■ **WHAT YOU SHOULD DO**:
Output every entry exactly, from the first line to the last.

■ **MATERIALS PROVIDED**:
-- Begin --

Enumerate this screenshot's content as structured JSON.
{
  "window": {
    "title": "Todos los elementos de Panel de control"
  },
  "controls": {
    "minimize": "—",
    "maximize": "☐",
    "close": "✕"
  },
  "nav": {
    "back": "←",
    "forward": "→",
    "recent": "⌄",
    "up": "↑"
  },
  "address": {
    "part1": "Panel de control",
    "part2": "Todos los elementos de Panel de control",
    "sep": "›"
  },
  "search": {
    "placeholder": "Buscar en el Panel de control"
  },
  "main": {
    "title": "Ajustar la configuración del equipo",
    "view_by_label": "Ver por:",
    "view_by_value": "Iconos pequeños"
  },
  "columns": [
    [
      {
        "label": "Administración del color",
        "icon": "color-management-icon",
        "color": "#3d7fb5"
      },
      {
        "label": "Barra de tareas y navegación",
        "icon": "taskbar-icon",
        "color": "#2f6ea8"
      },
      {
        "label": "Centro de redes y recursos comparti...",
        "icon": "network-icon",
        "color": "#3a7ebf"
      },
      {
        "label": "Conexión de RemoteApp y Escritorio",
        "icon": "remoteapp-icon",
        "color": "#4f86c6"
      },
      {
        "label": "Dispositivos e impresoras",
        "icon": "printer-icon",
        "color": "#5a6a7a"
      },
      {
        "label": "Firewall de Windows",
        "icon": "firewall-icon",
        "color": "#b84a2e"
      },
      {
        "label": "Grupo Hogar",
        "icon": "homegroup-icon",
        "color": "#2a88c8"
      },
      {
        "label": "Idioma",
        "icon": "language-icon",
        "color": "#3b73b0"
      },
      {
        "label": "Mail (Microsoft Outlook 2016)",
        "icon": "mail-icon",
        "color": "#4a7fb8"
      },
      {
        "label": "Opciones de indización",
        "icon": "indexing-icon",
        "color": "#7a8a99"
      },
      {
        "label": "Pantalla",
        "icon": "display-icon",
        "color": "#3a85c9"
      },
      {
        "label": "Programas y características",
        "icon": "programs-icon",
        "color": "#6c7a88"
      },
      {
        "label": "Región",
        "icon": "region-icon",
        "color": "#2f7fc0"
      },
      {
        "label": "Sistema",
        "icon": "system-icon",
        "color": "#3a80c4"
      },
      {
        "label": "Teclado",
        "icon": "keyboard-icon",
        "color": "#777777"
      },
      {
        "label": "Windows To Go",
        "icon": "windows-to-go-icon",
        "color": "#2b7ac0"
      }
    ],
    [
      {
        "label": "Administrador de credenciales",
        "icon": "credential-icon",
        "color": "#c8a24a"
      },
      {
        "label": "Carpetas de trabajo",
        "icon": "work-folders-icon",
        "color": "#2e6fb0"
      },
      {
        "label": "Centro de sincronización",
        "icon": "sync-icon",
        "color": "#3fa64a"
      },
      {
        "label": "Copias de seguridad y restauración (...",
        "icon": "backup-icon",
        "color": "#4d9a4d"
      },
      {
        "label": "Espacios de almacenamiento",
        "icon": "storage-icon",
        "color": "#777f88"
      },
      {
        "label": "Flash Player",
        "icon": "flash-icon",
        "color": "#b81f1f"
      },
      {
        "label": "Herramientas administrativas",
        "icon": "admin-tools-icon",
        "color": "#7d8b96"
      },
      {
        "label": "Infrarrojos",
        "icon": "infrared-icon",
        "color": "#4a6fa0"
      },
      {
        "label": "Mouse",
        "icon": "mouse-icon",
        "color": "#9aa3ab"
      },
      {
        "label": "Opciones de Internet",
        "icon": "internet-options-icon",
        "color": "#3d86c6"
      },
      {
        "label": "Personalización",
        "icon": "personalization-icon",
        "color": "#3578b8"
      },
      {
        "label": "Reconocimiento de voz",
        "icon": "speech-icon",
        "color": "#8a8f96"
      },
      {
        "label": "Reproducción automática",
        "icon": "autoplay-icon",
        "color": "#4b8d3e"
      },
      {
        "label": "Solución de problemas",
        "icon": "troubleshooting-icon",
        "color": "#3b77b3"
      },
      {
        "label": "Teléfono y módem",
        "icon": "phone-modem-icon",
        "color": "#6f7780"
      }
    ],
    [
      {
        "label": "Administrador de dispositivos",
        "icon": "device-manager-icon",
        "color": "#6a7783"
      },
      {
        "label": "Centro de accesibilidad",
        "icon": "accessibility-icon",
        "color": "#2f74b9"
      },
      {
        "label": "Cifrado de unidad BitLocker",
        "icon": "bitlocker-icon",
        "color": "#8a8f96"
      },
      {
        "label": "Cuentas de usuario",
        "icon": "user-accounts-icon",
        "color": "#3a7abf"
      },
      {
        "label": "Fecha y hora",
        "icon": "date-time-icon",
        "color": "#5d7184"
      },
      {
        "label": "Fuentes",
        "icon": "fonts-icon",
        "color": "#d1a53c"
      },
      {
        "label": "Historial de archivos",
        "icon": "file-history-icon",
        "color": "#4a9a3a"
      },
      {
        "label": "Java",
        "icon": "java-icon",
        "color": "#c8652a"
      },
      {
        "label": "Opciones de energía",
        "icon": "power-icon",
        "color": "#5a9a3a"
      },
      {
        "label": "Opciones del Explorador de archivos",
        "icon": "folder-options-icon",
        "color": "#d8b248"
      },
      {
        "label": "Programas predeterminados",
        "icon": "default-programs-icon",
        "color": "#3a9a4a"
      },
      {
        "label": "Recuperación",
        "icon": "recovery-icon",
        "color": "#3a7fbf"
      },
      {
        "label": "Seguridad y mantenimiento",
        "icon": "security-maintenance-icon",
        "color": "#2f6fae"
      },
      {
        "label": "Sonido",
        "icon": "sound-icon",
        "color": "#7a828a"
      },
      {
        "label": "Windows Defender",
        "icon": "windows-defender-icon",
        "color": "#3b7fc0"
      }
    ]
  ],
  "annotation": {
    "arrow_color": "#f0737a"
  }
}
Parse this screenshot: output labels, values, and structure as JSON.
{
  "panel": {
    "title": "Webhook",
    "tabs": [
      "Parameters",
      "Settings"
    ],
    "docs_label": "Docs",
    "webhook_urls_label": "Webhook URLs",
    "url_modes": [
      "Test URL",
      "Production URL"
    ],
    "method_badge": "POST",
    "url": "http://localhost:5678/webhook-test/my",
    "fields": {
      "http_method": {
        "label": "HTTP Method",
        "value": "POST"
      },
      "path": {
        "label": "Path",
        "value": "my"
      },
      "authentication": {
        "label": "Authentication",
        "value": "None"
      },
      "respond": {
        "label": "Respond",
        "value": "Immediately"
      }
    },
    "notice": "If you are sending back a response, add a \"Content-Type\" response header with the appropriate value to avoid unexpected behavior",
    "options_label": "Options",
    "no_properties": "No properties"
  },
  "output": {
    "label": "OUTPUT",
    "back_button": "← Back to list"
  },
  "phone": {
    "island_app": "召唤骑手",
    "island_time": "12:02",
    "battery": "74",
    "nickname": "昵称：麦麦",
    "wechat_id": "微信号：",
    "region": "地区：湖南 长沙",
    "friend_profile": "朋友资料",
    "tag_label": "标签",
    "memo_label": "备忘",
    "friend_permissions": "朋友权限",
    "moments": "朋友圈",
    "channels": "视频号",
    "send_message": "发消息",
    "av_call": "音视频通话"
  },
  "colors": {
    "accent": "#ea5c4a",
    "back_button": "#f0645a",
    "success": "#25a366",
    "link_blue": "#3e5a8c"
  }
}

-- End --

■ **OUTPUT OF THE TASK**:
Enumerate this screenshot's content as structured JSON.
{
  "window": {
    "title": "Todos los elementos de Panel de control"
  },
  "controls": {
    "minimize": "—",
    "maximize": "☐",
    "close": "✕"
  },
  "nav": {
    "back": "←",
    "forward": "→",
    "recent": "⌄",
    "up": "↑"
  },
  "address": {
    "part1": "Panel de control",
    "part2": "Todos los elementos de Panel de control",
    "sep": "›"
  },
  "search": {
    "placeholder": "Buscar en el Panel de control"
  },
  "main": {
    "title": "Ajustar la configuración del equipo",
    "view_by_label": "Ver por:",
    "view_by_value": "Iconos pequeños"
  },
  "columns": [
    [
      {
        "label": "Administración del color",
        "icon": "color-management-icon",
        "color": "#3d7fb5"
      },
      {
        "label": "Barra de tareas y navegación",
        "icon": "taskbar-icon",
        "color": "#2f6ea8"
      },
      {
        "label": "Centro de redes y recursos comparti...",
        "icon": "network-icon",
        "color": "#3a7ebf"
      },
      {
        "label": "Conexión de RemoteApp y Escritorio",
        "icon": "remoteapp-icon",
        "color": "#4f86c6"
      },
      {
        "label": "Dispositivos e impresoras",
        "icon": "printer-icon",
        "color": "#5a6a7a"
      },
      {
        "label": "Firewall de Windows",
        "icon": "firewall-icon",
        "color": "#b84a2e"
      },
      {
        "label": "Grupo Hogar",
        "icon": "homegroup-icon",
        "color": "#2a88c8"
      },
      {
        "label": "Idioma",
        "icon": "language-icon",
        "color": "#3b73b0"
      },
      {
        "label": "Mail (Microsoft Outlook 2016)",
        "icon": "mail-icon",
        "color": "#4a7fb8"
      },
      {
        "label": "Opciones de indización",
        "icon": "indexing-icon",
        "color": "#7a8a99"
      },
      {
        "label": "Pantalla",
        "icon": "display-icon",
        "color": "#3a85c9"
      },
      {
        "label": "Programas y características",
        "icon": "programs-icon",
        "color": "#6c7a88"
      },
      {
        "label": "Región",
        "icon": "region-icon",
        "color": "#2f7fc0"
      },
      {
        "label": "Sistema",
        "icon": "system-icon",
        "color": "#3a80c4"
      },
      {
        "label": "Teclado",
        "icon": "keyboard-icon",
        "color": "#777777"
      },
      {
        "label": "Windows To Go",
        "icon": "windows-to-go-icon",
        "color": "#2b7ac0"
      }
    ],
    [
      {
        "label": "Administrador de credenciales",
        "icon": "credential-icon",
        "color": "#c8a24a"
      },
      {
        "label": "Carpetas de trabajo",
        "icon": "work-folders-icon",
        "color": "#2e6fb0"
      },
      {
        "label": "Centro de sincronización",
        "icon": "sync-icon",
        "color": "#3fa64a"
      },
      {
        "label": "Copias de seguridad y restauración (...",
        "icon": "backup-icon",
        "color": "#4d9a4d"
      },
      {
        "label": "Espacios de almacenamiento",
        "icon": "storage-icon",
        "color": "#777f88"
      },
      {
        "label": "Flash Player",
        "icon": "flash-icon",
        "color": "#b81f1f"
      },
      {
        "label": "Herramientas administrativas",
        "icon": "admin-tools-icon",
        "color": "#7d8b96"
      },
      {
        "label": "Infrarrojos",
        "icon": "infrared-icon",
        "color": "#4a6fa0"
      },
      {
        "label": "Mouse",
        "icon": "mouse-icon",
        "color": "#9aa3ab"
      },
      {
        "label": "Opciones de Internet",
        "icon": "internet-options-icon",
        "color": "#3d86c6"
      },
      {
        "label": "Personalización",
        "icon": "personalization-icon",
        "color": "#3578b8"
      },
      {
        "label": "Reconocimiento de voz",
        "icon": "speech-icon",
        "color": "#8a8f96"
      },
      {
        "label": "Reproducción automática",
        "icon": "autoplay-icon",
        "color": "#4b8d3e"
      },
      {
        "label": "Solución de problemas",
        "icon": "troubleshooting-icon",
        "color": "#3b77b3"
      },
      {
        "label": "Teléfono y módem",
        "icon": "phone-modem-icon",
        "color": "#6f7780"
      }
    ],
    [
      {
        "label": "Administrador de dispositivos",
        "icon": "device-manager-icon",
        "color": "#6a7783"
      },
      {
        "label": "Centro de accesibilidad",
        "icon": "accessibility-icon",
        "color": "#2f74b9"
      },
      {
        "label": "Cifrado de unidad BitLocker",
        "icon": "bitlocker-icon",
        "color": "#8a8f96"
      },
      {
        "label": "Cuentas de usuario",
        "icon": "user-accounts-icon",
        "color": "#3a7abf"
      },
      {
        "label": "Fecha y hora",
        "icon": "date-time-icon",
        "color": "#5d7184"
      },
      {
        "label": "Fuentes",
        "icon": "fonts-icon",
        "color": "#d1a53c"
      },
      {
        "label": "Historial de archivos",
        "icon": "file-history-icon",
        "color": "#4a9a3a"
      },
      {
        "label": "Java",
        "icon": "java-icon",
        "color": "#c8652a"
      },
      {
        "label": "Opciones de energía",
        "icon": "power-icon",
        "color": "#5a9a3a"
      },
      {
        "label": "Opciones del Explorador de archivos",
        "icon": "folder-options-icon",
        "color": "#d8b248"
      },
      {
        "label": "Programas predeterminados",
        "icon": "default-programs-icon",
        "color": "#3a9a4a"
      },
      {
        "label": "Recuperación",
        "icon": "recovery-icon",
        "color": "#3a7fbf"
      },
      {
        "label": "Seguridad y mantenimiento",
        "icon": "security-maintenance-icon",
        "color": "#2f6fae"
      },
      {
        "label": "Sonido",
        "icon": "sound-icon",
        "color": "#7a828a"
      },
      {
        "label": "Windows Defender",
        "icon": "windows-defender-icon",
        "color": "#3b7fc0"
      }
    ]
  ],
  "annotation": {
    "arrow_color": "#f0737a"
  }
}
Parse this screenshot: output labels, values, and structure as JSON.
{
  "panel": {
    "title": "Webhook",
    "tabs": [
      "Parameters",
      "Settings"
    ],
    "docs_label": "Docs",
    "webhook_urls_label": "Webhook URLs",
    "url_modes": [
      "Test URL",
      "Production URL"
    ],
    "method_badge": "POST",
    "url": "http://localhost:5678/webhook-test/my",
    "fields": {
      "http_method": {
        "label": "HTTP Method",
        "value": "POST"
      },
      "path": {
        "label": "Path",
        "value": "my"
      },
      "authentication": {
        "label": "Authentication",
        "value": "None"
      },
      "respond": {
        "label": "Respond",
        "value": "Immediately"
      }
    },
    "notice": "If you are sending back a response, add a \"Content-Type\" response header with the appropriate value to avoid unexpected behavior",
    "options_label": "Options",
    "no_properties": "No properties"
  },
  "output": {
    "label": "OUTPUT",
    "back_button": "← Back to list"
  },
  "phone": {
    "island_app": "召唤骑手",
    "island_time": "12:02",
    "battery": "74",
    "nickname": "昵称：麦麦",
    "wechat_id": "微信号：",
    "region": "地区：湖南 长沙",
    "friend_profile": "朋友资料",
    "tag_label": "标签",
    "memo_label": "备忘",
    "friend_permissions": "朋友权限",
    "moments": "朋友圈",
    "channels": "视频号",
    "send_message": "发消息",
    "av_call": "音视频通话"
  },
  "colors": {
    "accent": "#ea5c4a",
    "back_button": "#f0645a",
    "success": "#25a366",
    "link_blue": "#3e5a8c"
  }
}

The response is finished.